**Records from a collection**

+ + + + +

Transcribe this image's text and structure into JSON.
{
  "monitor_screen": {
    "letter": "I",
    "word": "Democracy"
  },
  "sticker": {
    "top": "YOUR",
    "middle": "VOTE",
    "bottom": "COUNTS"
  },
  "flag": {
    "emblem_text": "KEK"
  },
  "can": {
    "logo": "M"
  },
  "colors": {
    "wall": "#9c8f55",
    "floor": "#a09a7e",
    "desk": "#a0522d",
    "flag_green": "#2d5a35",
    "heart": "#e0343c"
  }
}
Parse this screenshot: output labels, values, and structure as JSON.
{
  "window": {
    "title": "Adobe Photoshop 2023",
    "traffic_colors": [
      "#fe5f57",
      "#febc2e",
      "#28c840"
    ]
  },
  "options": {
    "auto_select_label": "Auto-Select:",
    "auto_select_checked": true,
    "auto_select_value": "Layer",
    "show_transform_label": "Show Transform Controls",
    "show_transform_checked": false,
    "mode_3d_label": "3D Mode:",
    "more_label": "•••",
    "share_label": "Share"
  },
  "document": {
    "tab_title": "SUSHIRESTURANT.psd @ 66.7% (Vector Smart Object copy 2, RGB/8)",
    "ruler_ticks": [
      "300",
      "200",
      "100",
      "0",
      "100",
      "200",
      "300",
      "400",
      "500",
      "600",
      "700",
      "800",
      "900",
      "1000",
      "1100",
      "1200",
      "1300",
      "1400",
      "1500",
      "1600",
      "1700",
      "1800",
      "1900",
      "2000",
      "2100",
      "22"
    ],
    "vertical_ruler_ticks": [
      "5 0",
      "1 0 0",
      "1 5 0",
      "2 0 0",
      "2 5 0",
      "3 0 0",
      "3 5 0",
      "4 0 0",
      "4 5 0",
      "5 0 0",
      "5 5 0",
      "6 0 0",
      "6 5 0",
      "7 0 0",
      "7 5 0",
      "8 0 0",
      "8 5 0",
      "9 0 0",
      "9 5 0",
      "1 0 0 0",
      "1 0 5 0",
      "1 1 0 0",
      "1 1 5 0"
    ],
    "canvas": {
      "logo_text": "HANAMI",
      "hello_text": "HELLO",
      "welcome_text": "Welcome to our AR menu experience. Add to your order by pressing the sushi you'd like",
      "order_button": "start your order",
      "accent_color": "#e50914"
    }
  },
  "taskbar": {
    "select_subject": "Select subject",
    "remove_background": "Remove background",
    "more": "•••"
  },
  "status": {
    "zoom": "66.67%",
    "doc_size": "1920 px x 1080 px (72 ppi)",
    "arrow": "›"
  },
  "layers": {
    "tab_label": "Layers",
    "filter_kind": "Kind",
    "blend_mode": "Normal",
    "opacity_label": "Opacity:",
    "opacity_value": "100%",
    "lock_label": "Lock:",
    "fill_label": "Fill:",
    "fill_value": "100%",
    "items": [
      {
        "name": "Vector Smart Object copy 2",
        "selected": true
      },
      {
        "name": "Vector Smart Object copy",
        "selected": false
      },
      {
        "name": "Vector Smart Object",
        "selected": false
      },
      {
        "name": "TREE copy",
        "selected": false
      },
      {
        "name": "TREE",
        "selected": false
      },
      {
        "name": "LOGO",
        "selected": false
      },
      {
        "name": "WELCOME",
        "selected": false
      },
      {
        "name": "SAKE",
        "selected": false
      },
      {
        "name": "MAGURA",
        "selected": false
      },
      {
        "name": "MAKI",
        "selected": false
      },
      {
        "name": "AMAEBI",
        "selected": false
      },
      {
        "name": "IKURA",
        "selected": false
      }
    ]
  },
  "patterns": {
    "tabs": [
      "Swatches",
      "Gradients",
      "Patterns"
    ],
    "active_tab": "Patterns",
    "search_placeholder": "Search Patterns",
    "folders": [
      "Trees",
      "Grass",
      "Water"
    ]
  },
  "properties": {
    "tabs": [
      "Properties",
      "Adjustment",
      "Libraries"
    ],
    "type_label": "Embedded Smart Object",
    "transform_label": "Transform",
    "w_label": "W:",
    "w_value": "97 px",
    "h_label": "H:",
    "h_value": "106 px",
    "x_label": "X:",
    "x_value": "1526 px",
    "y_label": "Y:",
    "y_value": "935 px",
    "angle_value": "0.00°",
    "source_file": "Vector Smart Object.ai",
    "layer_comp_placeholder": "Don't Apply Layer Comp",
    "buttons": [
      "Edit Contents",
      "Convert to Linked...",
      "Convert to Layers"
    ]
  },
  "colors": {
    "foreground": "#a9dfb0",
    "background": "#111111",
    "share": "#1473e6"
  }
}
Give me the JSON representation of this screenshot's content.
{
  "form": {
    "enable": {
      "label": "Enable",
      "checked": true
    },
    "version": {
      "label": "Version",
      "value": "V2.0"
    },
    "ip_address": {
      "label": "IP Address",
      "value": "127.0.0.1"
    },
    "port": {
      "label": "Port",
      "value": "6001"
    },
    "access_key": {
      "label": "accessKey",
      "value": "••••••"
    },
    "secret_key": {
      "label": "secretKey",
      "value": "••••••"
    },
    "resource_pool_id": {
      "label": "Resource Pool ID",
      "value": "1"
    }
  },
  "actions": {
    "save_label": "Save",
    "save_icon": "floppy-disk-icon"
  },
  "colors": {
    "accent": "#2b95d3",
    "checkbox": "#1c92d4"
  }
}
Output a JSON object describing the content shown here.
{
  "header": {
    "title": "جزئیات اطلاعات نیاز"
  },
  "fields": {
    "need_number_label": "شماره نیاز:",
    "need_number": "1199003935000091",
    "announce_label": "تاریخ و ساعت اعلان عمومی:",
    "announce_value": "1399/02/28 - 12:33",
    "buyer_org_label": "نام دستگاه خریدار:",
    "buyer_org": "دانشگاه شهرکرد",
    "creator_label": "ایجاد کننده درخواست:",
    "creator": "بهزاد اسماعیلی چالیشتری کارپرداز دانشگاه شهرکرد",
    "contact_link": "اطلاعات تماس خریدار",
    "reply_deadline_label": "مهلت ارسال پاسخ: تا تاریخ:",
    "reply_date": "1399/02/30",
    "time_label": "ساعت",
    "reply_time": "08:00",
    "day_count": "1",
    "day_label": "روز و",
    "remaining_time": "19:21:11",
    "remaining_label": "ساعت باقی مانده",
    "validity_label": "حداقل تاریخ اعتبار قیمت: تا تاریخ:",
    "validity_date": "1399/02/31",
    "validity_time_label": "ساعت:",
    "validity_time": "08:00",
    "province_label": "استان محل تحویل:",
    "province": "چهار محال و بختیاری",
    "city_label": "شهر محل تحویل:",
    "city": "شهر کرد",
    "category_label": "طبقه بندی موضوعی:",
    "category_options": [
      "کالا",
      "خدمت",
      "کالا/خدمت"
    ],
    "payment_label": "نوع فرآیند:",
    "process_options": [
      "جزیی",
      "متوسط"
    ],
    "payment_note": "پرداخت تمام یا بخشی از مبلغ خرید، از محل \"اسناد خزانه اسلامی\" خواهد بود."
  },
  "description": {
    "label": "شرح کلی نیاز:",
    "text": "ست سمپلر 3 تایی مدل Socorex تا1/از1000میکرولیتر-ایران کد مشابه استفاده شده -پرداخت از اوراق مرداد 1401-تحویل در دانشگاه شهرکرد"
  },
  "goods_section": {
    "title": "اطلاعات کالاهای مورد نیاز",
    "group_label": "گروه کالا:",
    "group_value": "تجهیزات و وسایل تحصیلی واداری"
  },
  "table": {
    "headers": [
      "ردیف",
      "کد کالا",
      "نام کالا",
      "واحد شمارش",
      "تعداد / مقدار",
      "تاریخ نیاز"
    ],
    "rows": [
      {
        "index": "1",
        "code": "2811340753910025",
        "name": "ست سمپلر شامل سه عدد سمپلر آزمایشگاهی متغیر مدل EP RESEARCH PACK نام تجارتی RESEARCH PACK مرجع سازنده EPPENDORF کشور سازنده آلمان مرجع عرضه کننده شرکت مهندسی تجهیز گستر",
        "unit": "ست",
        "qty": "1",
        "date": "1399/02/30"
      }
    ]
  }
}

+ + + + +

Reproduce each line from the records that contains the word "screenshot".

**Exercise answer**
Parse this screenshot: output labels, values, and structure as JSON.
Give me the JSON representation of this screenshot's content.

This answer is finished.